Read the listing below and copy out every line that holds "существования".

######

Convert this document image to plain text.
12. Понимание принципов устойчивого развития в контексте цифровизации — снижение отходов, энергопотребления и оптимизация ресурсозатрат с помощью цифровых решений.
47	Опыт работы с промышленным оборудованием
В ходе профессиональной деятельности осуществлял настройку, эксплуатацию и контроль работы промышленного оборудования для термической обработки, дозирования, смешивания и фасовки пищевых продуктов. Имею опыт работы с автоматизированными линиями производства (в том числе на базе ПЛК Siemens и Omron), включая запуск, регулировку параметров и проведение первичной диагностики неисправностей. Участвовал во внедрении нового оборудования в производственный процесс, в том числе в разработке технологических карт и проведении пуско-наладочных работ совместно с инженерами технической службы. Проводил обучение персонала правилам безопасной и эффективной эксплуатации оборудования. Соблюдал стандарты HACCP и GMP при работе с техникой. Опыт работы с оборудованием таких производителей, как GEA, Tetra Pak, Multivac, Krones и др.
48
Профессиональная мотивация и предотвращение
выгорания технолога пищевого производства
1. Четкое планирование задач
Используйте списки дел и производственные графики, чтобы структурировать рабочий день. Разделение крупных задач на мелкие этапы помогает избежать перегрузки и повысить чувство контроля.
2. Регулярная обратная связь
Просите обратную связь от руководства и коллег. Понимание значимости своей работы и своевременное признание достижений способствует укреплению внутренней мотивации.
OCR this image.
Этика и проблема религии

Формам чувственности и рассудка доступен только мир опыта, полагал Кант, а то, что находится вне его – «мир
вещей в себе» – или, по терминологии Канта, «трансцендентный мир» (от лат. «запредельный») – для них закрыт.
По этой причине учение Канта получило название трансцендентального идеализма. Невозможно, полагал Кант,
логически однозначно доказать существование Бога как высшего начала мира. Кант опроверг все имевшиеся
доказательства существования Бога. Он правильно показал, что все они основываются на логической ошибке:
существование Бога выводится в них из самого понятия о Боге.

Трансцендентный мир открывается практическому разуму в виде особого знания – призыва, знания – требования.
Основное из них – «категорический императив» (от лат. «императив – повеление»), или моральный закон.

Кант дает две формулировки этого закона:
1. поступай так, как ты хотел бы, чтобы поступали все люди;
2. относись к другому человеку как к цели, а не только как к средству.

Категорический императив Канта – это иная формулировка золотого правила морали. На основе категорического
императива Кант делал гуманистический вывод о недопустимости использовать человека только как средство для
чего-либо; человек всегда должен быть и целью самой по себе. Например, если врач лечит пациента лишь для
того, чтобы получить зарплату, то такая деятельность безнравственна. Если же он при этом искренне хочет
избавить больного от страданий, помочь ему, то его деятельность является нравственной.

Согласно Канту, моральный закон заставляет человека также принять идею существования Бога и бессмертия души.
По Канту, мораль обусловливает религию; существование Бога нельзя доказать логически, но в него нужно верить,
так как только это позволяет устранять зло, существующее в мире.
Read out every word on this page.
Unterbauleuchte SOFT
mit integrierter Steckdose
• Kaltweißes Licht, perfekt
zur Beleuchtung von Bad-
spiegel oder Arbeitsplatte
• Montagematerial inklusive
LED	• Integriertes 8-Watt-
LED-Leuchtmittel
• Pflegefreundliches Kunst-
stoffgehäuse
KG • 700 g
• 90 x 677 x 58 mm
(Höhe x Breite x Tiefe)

######

■ **Right answer**
доказательства существования Бога. Он правильно показал, что все они основываются на логической ошибке:
Согласно Канту, моральный закон заставляет человека также принять идею существования Бога и бессмертия души.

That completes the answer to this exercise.